### [Task prompt]
Search the listing for the string "Strupphafer" and copy every line that contains it.

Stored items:
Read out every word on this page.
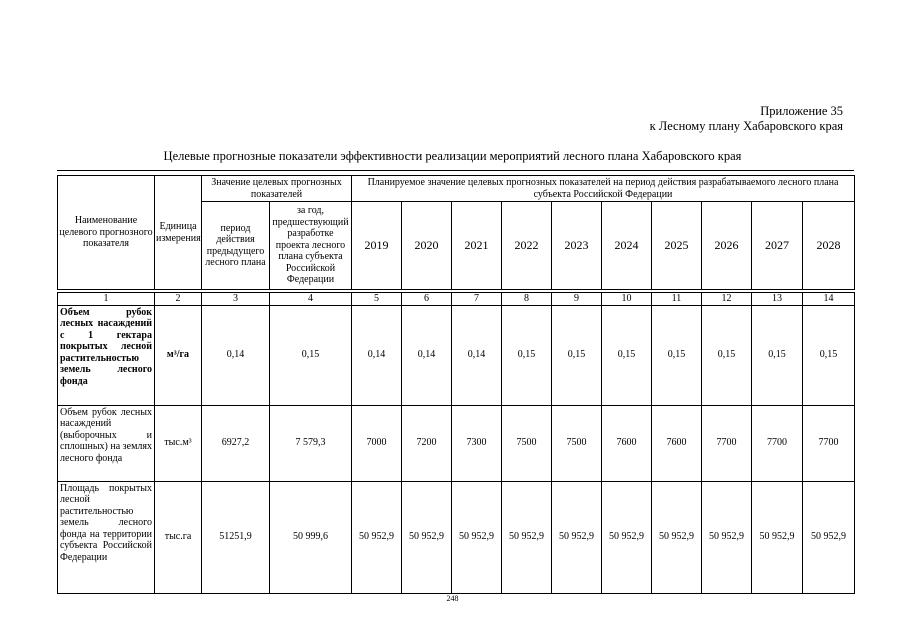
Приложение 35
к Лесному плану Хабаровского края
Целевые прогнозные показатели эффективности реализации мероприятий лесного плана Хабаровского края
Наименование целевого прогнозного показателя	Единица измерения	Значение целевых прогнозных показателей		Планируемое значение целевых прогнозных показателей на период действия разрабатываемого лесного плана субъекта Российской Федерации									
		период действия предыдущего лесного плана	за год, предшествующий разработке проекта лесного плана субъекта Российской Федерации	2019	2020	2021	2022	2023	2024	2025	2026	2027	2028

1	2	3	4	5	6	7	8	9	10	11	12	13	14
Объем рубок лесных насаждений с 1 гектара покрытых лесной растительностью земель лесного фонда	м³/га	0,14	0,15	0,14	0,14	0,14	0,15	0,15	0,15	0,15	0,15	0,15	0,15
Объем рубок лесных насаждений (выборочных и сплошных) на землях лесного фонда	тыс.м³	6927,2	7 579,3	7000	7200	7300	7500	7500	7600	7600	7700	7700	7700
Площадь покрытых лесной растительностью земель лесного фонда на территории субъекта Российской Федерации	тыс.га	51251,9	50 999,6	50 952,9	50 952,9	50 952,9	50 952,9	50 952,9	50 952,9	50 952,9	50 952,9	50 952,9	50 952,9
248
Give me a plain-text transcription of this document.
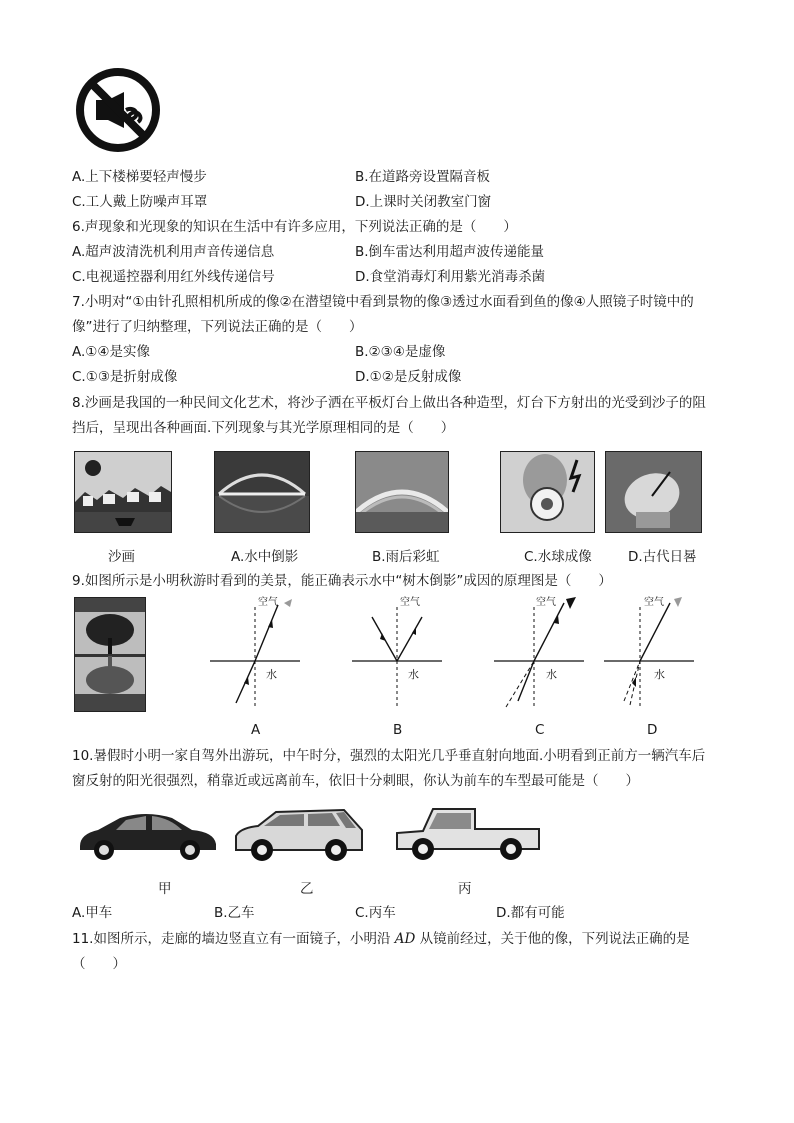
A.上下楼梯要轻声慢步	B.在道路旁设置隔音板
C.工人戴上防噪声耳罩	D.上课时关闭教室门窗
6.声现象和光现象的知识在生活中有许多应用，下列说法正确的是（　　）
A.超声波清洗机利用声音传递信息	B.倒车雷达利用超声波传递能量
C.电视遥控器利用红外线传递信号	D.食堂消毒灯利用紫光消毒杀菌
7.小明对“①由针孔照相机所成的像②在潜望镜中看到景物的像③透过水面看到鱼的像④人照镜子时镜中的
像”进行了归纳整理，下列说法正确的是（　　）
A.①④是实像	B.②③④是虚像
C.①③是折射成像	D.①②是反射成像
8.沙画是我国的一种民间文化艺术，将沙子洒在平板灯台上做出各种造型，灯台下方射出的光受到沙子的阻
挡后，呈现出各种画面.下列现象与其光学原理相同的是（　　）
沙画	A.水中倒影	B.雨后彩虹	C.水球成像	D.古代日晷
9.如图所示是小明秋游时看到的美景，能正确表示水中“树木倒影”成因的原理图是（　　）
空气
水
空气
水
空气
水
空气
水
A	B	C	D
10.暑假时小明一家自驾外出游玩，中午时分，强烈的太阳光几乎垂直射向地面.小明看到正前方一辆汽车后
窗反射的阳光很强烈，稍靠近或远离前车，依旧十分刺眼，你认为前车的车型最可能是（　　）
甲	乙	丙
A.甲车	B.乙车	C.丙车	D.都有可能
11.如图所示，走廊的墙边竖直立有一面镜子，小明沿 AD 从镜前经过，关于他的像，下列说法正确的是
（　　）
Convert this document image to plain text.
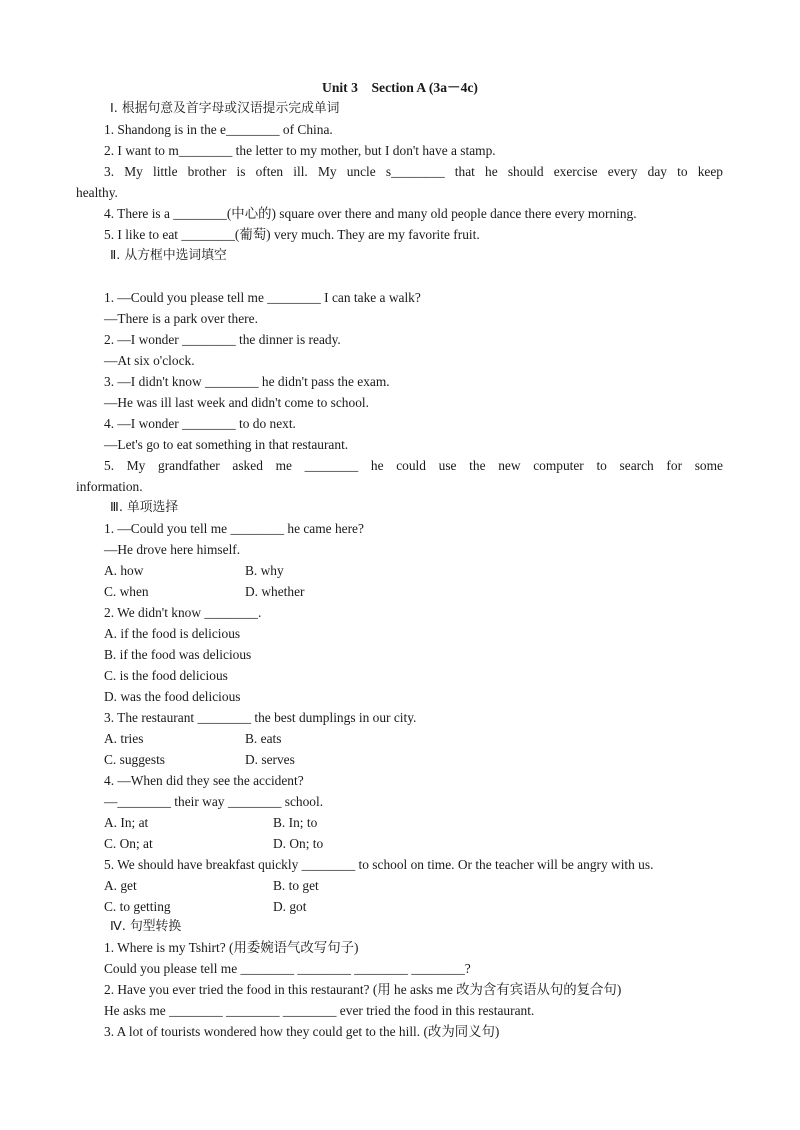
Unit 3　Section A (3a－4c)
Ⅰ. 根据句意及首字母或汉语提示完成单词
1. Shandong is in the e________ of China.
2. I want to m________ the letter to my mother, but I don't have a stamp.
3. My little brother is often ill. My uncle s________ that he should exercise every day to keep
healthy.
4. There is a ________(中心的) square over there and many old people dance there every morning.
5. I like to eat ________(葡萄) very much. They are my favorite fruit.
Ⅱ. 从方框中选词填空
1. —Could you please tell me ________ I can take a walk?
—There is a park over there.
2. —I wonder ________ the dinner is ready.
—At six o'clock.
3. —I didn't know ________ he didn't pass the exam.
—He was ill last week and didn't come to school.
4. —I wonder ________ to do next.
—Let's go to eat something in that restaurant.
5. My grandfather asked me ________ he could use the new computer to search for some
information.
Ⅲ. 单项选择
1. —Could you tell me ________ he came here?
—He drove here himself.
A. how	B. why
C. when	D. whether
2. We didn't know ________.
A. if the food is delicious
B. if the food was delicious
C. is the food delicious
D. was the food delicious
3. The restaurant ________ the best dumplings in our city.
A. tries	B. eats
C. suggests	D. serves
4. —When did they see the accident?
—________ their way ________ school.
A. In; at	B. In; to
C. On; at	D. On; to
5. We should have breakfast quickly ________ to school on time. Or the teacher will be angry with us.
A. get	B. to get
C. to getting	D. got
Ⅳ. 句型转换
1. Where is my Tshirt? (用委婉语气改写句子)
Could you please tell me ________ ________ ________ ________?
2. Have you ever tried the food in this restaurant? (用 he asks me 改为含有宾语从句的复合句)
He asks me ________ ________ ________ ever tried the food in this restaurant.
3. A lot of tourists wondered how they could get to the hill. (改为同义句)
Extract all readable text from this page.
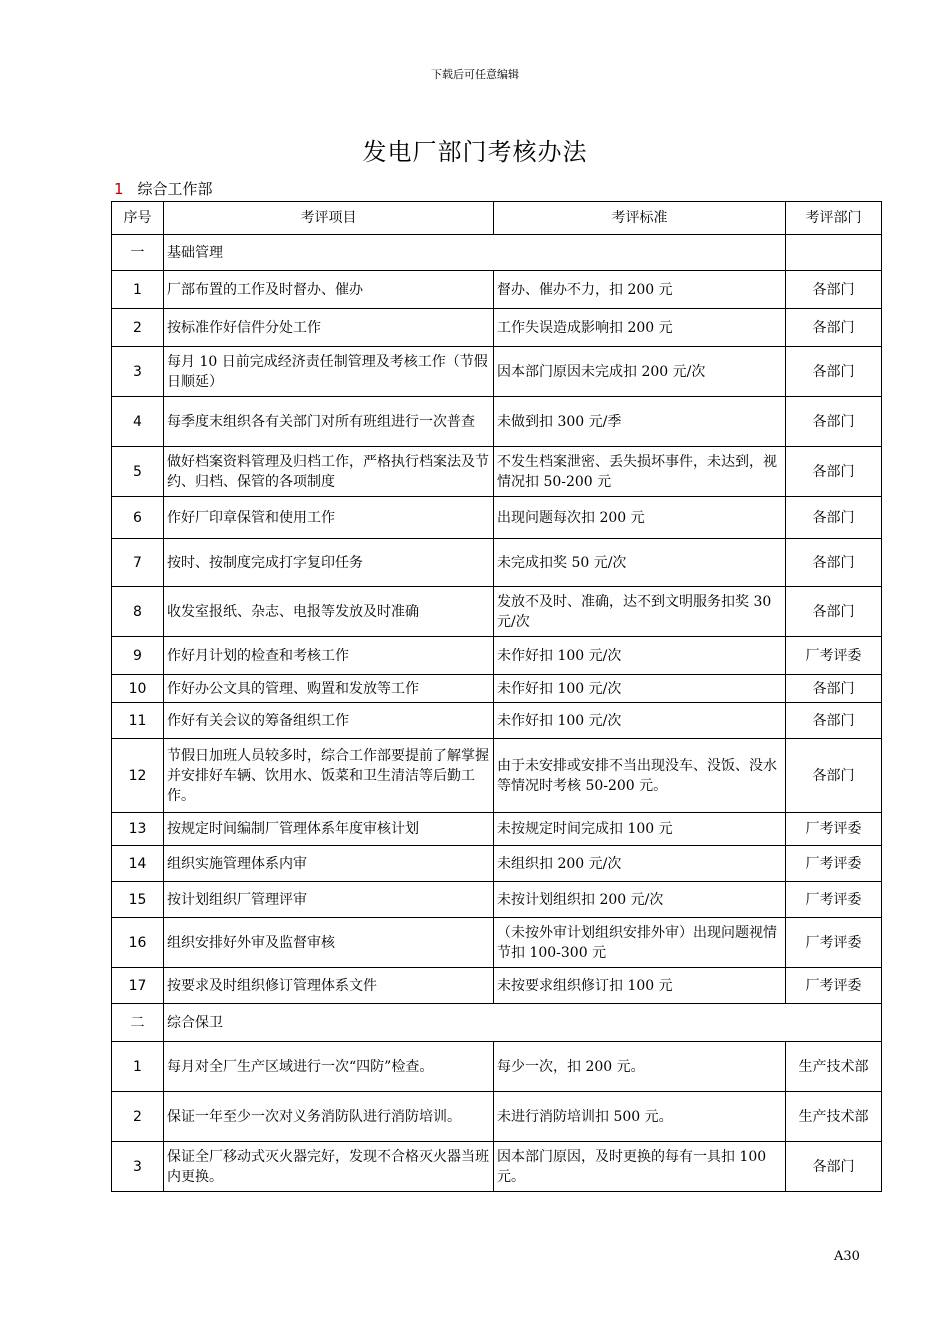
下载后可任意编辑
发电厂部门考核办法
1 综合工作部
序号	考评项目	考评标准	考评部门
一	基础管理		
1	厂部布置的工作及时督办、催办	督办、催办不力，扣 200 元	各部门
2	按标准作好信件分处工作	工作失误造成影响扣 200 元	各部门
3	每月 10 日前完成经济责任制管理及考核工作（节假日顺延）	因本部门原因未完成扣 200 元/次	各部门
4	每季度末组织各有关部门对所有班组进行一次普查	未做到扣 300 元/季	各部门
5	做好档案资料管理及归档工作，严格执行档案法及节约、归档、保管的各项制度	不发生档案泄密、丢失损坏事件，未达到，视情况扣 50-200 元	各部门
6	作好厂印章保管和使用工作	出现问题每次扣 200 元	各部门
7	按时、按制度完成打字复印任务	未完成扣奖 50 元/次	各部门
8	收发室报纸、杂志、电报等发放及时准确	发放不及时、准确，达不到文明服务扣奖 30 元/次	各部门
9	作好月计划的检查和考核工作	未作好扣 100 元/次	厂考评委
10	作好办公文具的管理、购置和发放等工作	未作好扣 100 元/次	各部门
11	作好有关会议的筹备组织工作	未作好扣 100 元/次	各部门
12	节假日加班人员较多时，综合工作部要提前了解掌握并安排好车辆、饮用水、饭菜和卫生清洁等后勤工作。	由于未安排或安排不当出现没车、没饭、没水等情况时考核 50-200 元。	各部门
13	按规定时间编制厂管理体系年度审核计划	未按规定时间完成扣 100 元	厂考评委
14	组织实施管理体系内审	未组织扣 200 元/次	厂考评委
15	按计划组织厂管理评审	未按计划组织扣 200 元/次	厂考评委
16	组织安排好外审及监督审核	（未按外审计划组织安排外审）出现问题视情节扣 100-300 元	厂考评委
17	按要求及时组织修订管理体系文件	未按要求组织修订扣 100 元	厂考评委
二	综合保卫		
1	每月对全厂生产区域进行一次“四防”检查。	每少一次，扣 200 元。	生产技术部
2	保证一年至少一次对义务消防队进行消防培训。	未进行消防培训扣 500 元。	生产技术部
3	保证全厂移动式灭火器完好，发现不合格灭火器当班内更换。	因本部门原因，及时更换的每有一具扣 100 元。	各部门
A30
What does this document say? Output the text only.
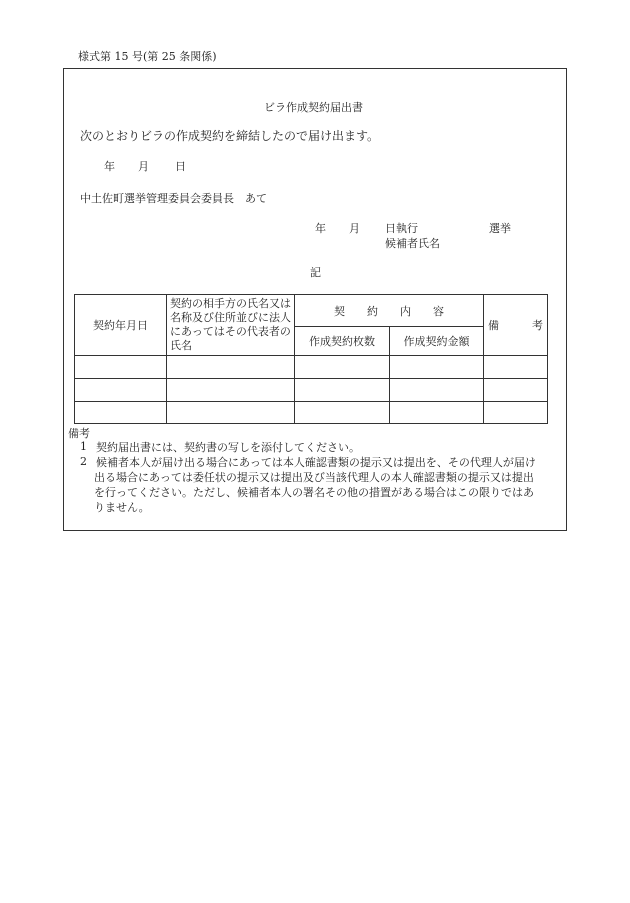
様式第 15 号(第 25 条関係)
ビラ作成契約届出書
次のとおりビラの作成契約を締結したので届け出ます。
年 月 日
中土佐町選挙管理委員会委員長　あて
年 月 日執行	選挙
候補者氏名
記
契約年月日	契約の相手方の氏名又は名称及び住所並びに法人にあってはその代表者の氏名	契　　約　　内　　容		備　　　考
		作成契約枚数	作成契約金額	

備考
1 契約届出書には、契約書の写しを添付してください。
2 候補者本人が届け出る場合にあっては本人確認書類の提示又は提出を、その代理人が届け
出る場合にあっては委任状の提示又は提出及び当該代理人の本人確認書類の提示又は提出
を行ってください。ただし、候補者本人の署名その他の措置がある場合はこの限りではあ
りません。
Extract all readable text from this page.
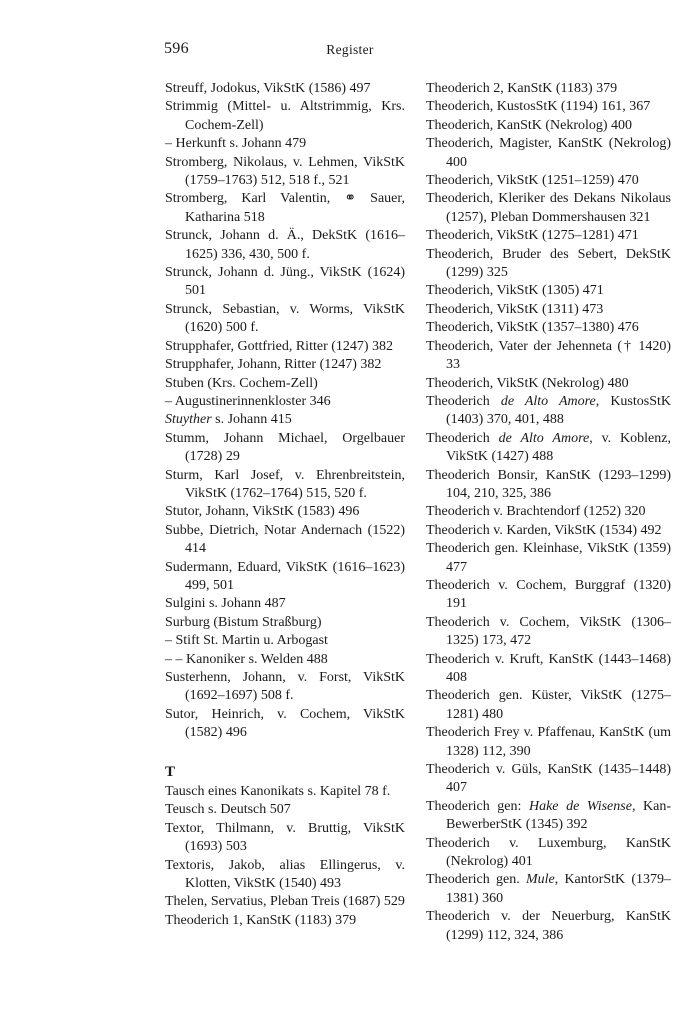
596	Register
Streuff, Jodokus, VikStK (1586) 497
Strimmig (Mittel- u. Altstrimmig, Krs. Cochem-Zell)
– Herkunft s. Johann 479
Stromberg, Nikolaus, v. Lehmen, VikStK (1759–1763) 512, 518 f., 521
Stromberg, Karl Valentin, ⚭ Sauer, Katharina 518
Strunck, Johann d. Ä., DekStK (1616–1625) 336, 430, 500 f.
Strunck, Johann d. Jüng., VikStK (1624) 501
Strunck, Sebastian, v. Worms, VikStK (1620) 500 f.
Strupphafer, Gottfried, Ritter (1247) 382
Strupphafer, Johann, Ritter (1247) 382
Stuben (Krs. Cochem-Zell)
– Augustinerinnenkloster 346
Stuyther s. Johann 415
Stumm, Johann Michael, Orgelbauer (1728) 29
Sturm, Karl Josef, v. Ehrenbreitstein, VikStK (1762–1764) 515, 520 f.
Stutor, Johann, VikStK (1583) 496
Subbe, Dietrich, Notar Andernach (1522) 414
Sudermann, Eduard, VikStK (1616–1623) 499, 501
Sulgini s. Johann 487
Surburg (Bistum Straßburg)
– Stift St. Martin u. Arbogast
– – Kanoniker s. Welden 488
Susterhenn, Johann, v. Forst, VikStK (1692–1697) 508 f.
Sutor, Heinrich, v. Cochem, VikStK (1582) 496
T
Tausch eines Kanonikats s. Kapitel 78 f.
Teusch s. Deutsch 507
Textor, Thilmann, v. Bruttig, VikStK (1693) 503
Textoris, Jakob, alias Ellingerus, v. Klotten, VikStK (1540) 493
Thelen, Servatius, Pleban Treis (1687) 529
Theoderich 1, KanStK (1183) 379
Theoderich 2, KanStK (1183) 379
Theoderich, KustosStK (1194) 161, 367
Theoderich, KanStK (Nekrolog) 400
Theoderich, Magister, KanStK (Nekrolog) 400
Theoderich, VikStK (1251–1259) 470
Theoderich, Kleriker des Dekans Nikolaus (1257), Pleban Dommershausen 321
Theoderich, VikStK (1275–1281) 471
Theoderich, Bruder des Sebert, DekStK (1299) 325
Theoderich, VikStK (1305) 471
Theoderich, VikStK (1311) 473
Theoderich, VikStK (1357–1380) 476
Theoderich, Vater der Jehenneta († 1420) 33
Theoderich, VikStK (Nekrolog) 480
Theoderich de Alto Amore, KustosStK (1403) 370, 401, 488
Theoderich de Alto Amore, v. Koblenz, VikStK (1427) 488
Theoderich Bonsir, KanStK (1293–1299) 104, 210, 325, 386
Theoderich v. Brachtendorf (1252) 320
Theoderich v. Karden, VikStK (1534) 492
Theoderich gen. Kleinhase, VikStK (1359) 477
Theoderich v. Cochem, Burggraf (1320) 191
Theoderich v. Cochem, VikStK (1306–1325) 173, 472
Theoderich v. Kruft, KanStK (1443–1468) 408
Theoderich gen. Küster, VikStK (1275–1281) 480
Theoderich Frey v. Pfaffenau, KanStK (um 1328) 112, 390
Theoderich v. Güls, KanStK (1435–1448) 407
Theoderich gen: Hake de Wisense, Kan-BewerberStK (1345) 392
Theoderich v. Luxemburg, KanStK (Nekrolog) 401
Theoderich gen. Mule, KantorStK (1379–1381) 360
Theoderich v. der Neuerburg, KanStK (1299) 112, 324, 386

### [Solution for this problem]
Strupphafer, Gottfried, Ritter (1247) 382
Strupphafer, Johann, Ritter (1247) 382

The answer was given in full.